== SELECTED TEXT ==
☆ ☆ ☆ ☆ ☆

Shame on you, Dr. Seuss!!

So last night I was reading a few Dr. Seuss stories, when I got to “Too Many Daves”.

It’s about a woman, Ms. McCave, who has 23 sons who are all named Dave, and how she should have named one this or that instead, to make life a little easier, blah blah blah.

Then it goes on to list some of the names she should have gone with, such as Bodkin Van Horn, Biffalo Buff and Marvin O’Gravel Balloon Face… you know, typical Dr. Seuss.

Then I ran across a name that caught me by surprise.

What’s the name, you ask? Soggy Muff.

Oh yes. Soggy Muff.

I’ve read that story-

It was in the Sneeches book, wasn’t it?

I’ll bet Mr. Geusel was just trying to slip that one by, to see if we were paying attention.

muff, n. 1. a cover or protection for the hands in cold weather, usually cylindrical and of fur.

Such an article of clothing might be assumed to become soggy, especially in a driving wintry rain.

I can make no excuse, however, for “Oliver Boliver Butt.” That is simply an example of crude humor. “Butt,” indeed.

On the other hand, “Zanzibar Buck-Buck McFate” is pure genius. How come no one’s taken this as a UserName yet?

☆ ☆ ☆ ☆ ☆

Region boundary data:
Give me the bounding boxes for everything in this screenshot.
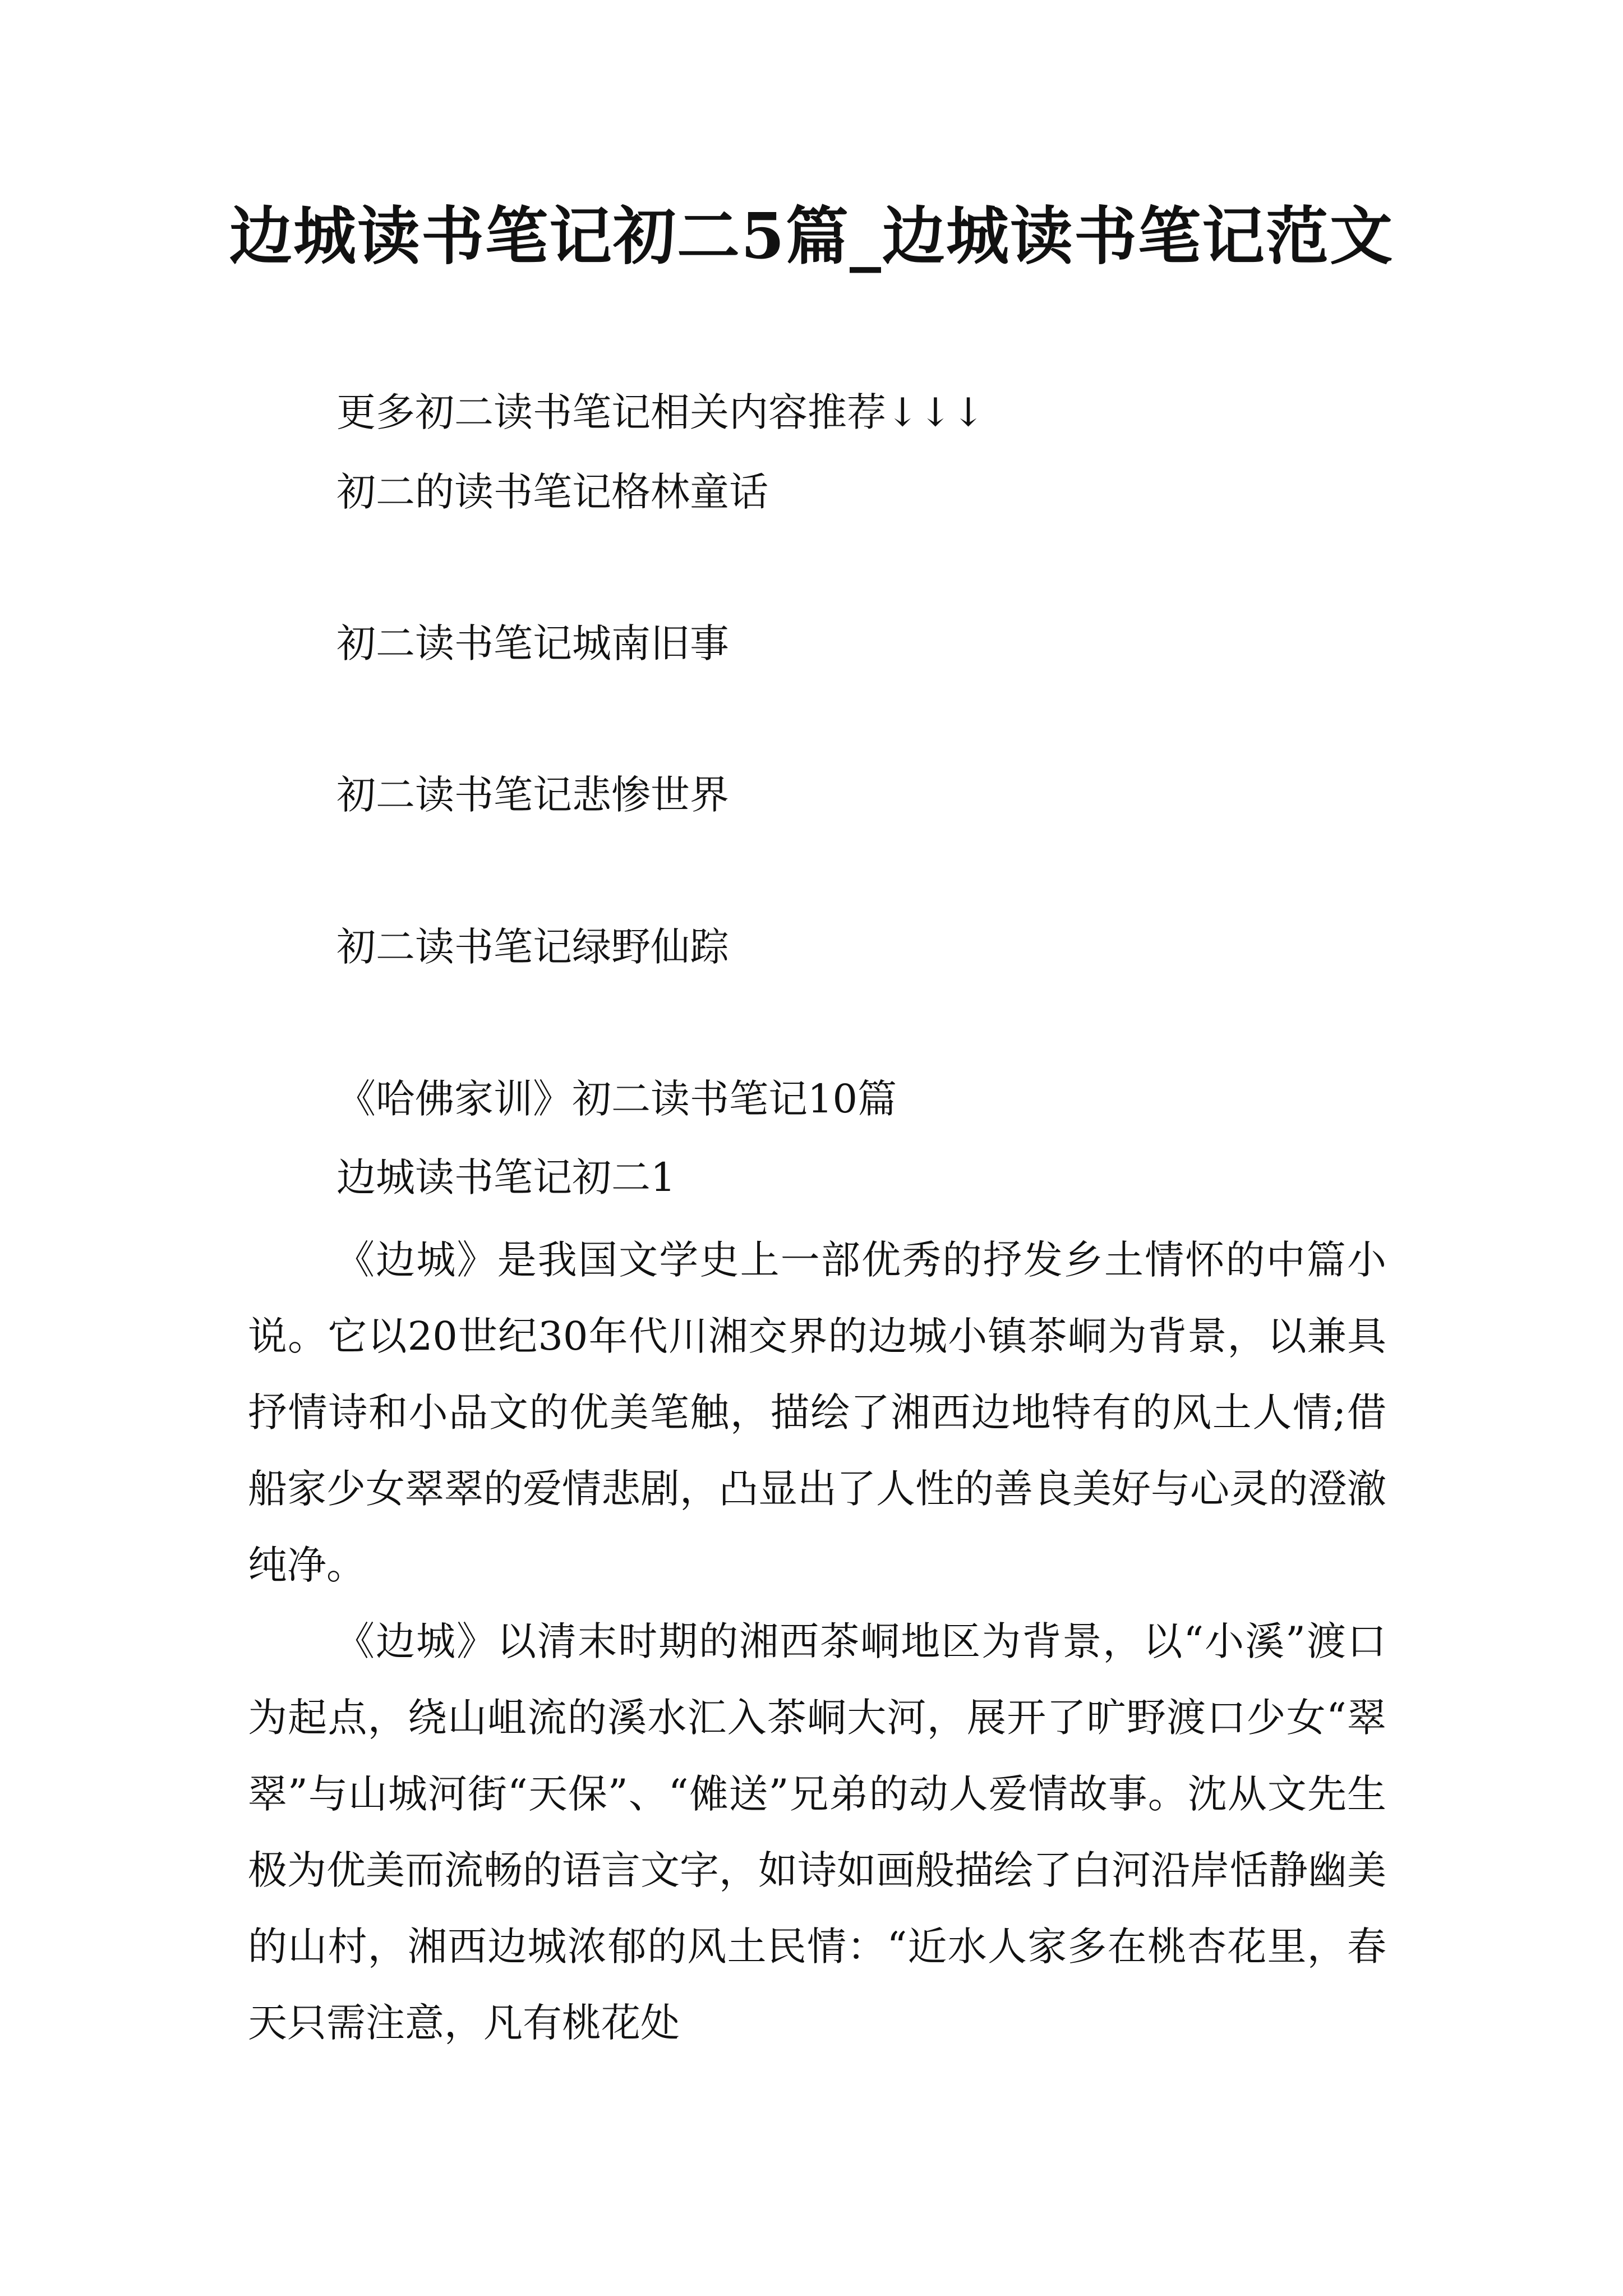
document-title: 边城读书笔记初二5篇_边城读书笔记范文 <box>229 200 1394 273</box>
body-paragraph: 《边城》以清末时期的湘西茶峒地区为背景，以“小溪”渡口为起点，绕山岨流的溪水汇入茶峒大河，展开了旷野渡口少女“翠翠”与山城河街“天保”、“傩送”兄弟的动人爱情故事。沈从文先生极为优美而流畅的语言文字，如诗如画般描绘了白河沿岸恬静幽美的山村，湘西边城浓郁的风土民情：“近水人家多在桃杏花里，春天只需注意，凡有桃花处 <box>248 1618 1386 2046</box>
recommend-link[interactable]: 初二读书笔记城南旧事 <box>336 620 729 666</box>
recommend-link[interactable]: 《哈佛家训》初二读书笔记10篇 <box>336 1076 897 1122</box>
section-heading: 边城读书笔记初二1 <box>336 1154 676 1200</box>
body-paragraph: 《边城》是我国文学史上一部优秀的抒发乡土情怀的中篇小说。它以20世纪30年代川湘交界的边城小镇茶峒为背景，以兼具抒情诗和小品文的优美笔触，描绘了湘西边地特有的风土人情;借船家少女翠翠的爱情悲剧，凸显出了人性的善良美好与心灵的澄澈纯净。 <box>248 1237 1386 1588</box>
recommend-link[interactable]: 初二读书笔记绿野仙踪 <box>336 924 729 970</box>
recommend-heading: 更多初二读书笔记相关内容推荐↓↓↓ <box>336 389 985 435</box>
recommend-link[interactable]: 初二的读书笔记格林童话 <box>336 469 768 515</box>
recommend-link[interactable]: 初二读书笔记悲惨世界 <box>336 772 729 818</box>
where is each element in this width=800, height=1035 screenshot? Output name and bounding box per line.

☆ ☆ ☆ ☆ ☆

== SHORT TASK ==
Write out the whole post about "Too Many Daves" word for word, from the title to the last line.

== TASK OUTPUT ==
Shame on you, Dr. Seuss!!

So last night I was reading a few Dr. Seuss stories, when I got to “Too Many Daves”.

It’s about a woman, Ms. McCave, who has 23 sons who are all named Dave, and how she should have named one this or that instead, to make life a little easier, blah blah blah.

Then it goes on to list some of the names she should have gone with, such as Bodkin Van Horn, Biffalo Buff and Marvin O’Gravel Balloon Face… you know, typical Dr. Seuss.

Then I ran across a name that caught me by surprise.

What’s the name, you ask? Soggy Muff.

Oh yes. Soggy Muff.

I’ve read that story-

It was in the Sneeches book, wasn’t it?

I’ll bet Mr. Geusel was just trying to slip that one by, to see if we were paying attention.

muff, n. 1. a cover or protection for the hands in cold weather, usually cylindrical and of fur.

Such an article of clothing might be assumed to become soggy, especially in a driving wintry rain.

I can make no excuse, however, for “Oliver Boliver Butt.” That is simply an example of crude humor. “Butt,” indeed.

On the other hand, “Zanzibar Buck-Buck McFate” is pure genius. How come no one’s taken this as a UserName yet?